GIVEN EXERCISE: Take the line that contains "Extract all readable text from this page." as the first line and the final line of the records as the last; return exactly those lines and the lines between.

DATASET ENTRIES:
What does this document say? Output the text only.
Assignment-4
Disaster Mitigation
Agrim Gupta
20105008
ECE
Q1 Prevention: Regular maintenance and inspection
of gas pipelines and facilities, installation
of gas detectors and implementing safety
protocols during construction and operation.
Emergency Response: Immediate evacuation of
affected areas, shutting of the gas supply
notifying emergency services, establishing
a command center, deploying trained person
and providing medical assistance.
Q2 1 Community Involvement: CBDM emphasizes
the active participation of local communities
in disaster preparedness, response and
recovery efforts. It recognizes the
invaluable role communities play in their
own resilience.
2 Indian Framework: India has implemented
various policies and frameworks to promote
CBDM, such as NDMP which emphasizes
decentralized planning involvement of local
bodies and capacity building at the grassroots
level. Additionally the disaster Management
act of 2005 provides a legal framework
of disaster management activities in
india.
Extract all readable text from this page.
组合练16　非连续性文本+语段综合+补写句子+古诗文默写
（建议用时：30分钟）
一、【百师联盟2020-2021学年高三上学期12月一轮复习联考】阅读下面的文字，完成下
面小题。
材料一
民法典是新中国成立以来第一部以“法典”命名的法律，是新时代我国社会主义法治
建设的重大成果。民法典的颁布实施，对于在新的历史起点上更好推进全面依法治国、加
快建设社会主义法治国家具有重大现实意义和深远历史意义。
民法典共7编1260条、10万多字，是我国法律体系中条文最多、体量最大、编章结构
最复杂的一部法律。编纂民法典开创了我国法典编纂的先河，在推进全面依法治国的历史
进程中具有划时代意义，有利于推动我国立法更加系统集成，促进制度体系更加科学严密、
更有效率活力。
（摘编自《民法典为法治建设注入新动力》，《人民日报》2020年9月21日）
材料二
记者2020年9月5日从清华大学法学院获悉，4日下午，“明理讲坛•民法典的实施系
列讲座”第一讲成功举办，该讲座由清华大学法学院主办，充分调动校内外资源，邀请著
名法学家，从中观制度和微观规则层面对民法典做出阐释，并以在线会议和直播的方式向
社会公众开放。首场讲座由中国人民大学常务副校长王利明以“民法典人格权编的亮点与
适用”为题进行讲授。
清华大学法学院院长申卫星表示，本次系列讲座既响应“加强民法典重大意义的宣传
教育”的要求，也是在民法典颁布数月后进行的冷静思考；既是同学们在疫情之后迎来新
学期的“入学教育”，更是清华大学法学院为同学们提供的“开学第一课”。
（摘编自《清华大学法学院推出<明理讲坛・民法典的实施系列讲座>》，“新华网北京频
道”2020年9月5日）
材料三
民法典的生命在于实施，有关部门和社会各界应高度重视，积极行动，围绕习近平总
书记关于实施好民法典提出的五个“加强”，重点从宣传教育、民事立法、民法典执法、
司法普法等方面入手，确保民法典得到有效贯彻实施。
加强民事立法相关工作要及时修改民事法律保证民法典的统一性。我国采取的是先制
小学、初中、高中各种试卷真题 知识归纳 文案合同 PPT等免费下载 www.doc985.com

THE COMPLETED TASK:
Extract all readable text from this page.
组合练16　非连续性文本+语段综合+补写句子+古诗文默写
（建议用时：30分钟）
一、【百师联盟2020-2021学年高三上学期12月一轮复习联考】阅读下面的文字，完成下
面小题。
材料一
民法典是新中国成立以来第一部以“法典”命名的法律，是新时代我国社会主义法治
建设的重大成果。民法典的颁布实施，对于在新的历史起点上更好推进全面依法治国、加
快建设社会主义法治国家具有重大现实意义和深远历史意义。
民法典共7编1260条、10万多字，是我国法律体系中条文最多、体量最大、编章结构
最复杂的一部法律。编纂民法典开创了我国法典编纂的先河，在推进全面依法治国的历史
进程中具有划时代意义，有利于推动我国立法更加系统集成，促进制度体系更加科学严密、
更有效率活力。
（摘编自《民法典为法治建设注入新动力》，《人民日报》2020年9月21日）
材料二
记者2020年9月5日从清华大学法学院获悉，4日下午，“明理讲坛•民法典的实施系
列讲座”第一讲成功举办，该讲座由清华大学法学院主办，充分调动校内外资源，邀请著
名法学家，从中观制度和微观规则层面对民法典做出阐释，并以在线会议和直播的方式向
社会公众开放。首场讲座由中国人民大学常务副校长王利明以“民法典人格权编的亮点与
适用”为题进行讲授。
清华大学法学院院长申卫星表示，本次系列讲座既响应“加强民法典重大意义的宣传
教育”的要求，也是在民法典颁布数月后进行的冷静思考；既是同学们在疫情之后迎来新
学期的“入学教育”，更是清华大学法学院为同学们提供的“开学第一课”。
（摘编自《清华大学法学院推出<明理讲坛・民法典的实施系列讲座>》，“新华网北京频
道”2020年9月5日）
材料三
民法典的生命在于实施，有关部门和社会各界应高度重视，积极行动，围绕习近平总
书记关于实施好民法典提出的五个“加强”，重点从宣传教育、民事立法、民法典执法、
司法普法等方面入手，确保民法典得到有效贯彻实施。
加强民事立法相关工作要及时修改民事法律保证民法典的统一性。我国采取的是先制
小学、初中、高中各种试卷真题 知识归纳 文案合同 PPT等免费下载 www.doc985.com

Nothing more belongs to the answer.